*Description of the task*. Which lines contain the string "detected"? Please list every one of them.

◆ ◆ ◆ ◆

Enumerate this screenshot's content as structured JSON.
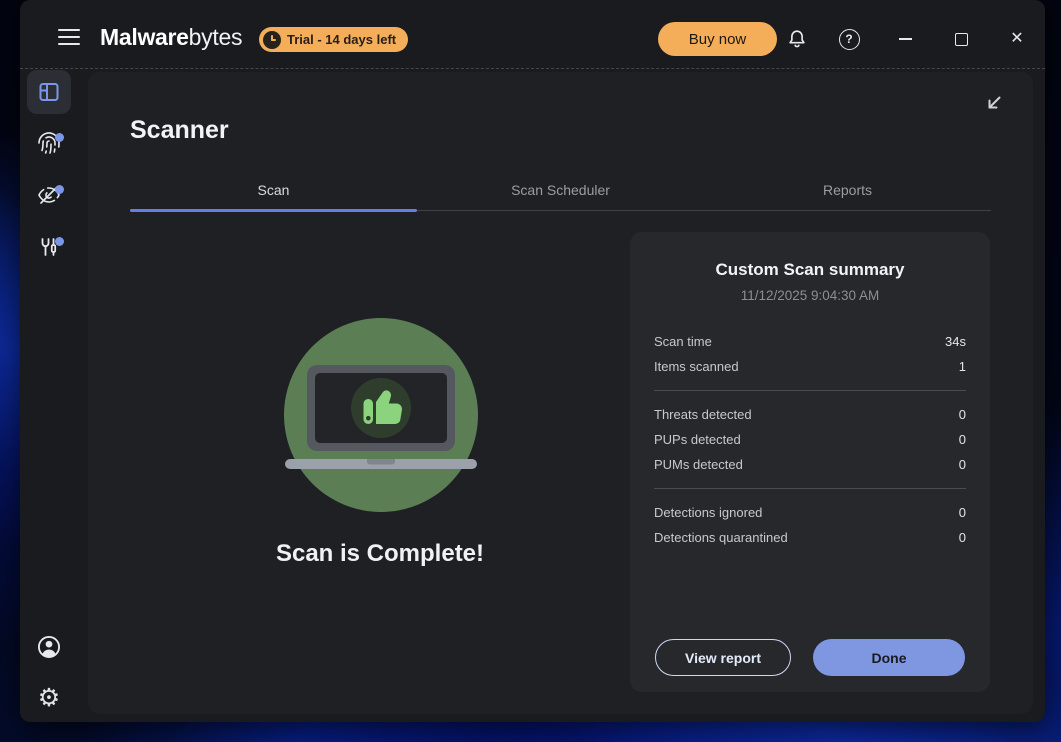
{
  "titlebar": {
    "logo": {
      "bold": "Malware",
      "light": "bytes"
    },
    "trial_badge": "Trial - 14 days left",
    "buy_now_label": "Buy now"
  },
  "window_controls": {
    "close_glyph": "✕"
  },
  "icons": {
    "settings_glyph": "⚙"
  },
  "main": {
    "title": "Scanner",
    "tabs": [
      {
        "label": "Scan",
        "active": true
      },
      {
        "label": "Scan Scheduler",
        "active": false
      },
      {
        "label": "Reports",
        "active": false
      }
    ],
    "scan_complete_text": "Scan is Complete!",
    "summary": {
      "title": "Custom Scan summary",
      "timestamp": "11/12/2025 9:04:30 AM",
      "groups": [
        {
          "rows": [
            {
              "label": "Scan time",
              "value": "34s"
            },
            {
              "label": "Items scanned",
              "value": "1"
            }
          ]
        },
        {
          "rows": [
            {
              "label": "Threats detected",
              "value": "0"
            },
            {
              "label": "PUPs detected",
              "value": "0"
            },
            {
              "label": "PUMs detected",
              "value": "0"
            }
          ]
        },
        {
          "rows": [
            {
              "label": "Detections ignored",
              "value": "0"
            },
            {
              "label": "Detections quarantined",
              "value": "0"
            }
          ]
        }
      ],
      "buttons": {
        "view_report": "View report",
        "done": "Done"
      }
    }
  },
  "colors": {
    "accent_orange": "#f4ad59",
    "accent_blue": "#7b96e8",
    "tab_underline": "#657ee4",
    "success_green": "#5c7e55",
    "thumb_green": "#8bd37c",
    "done_button": "#7e97e0"
  }
}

◆ ◆ ◆ ◆

*Reply to the task*.
              "label": "Threats detected",
              "label": "PUPs detected",
              "label": "PUMs detected",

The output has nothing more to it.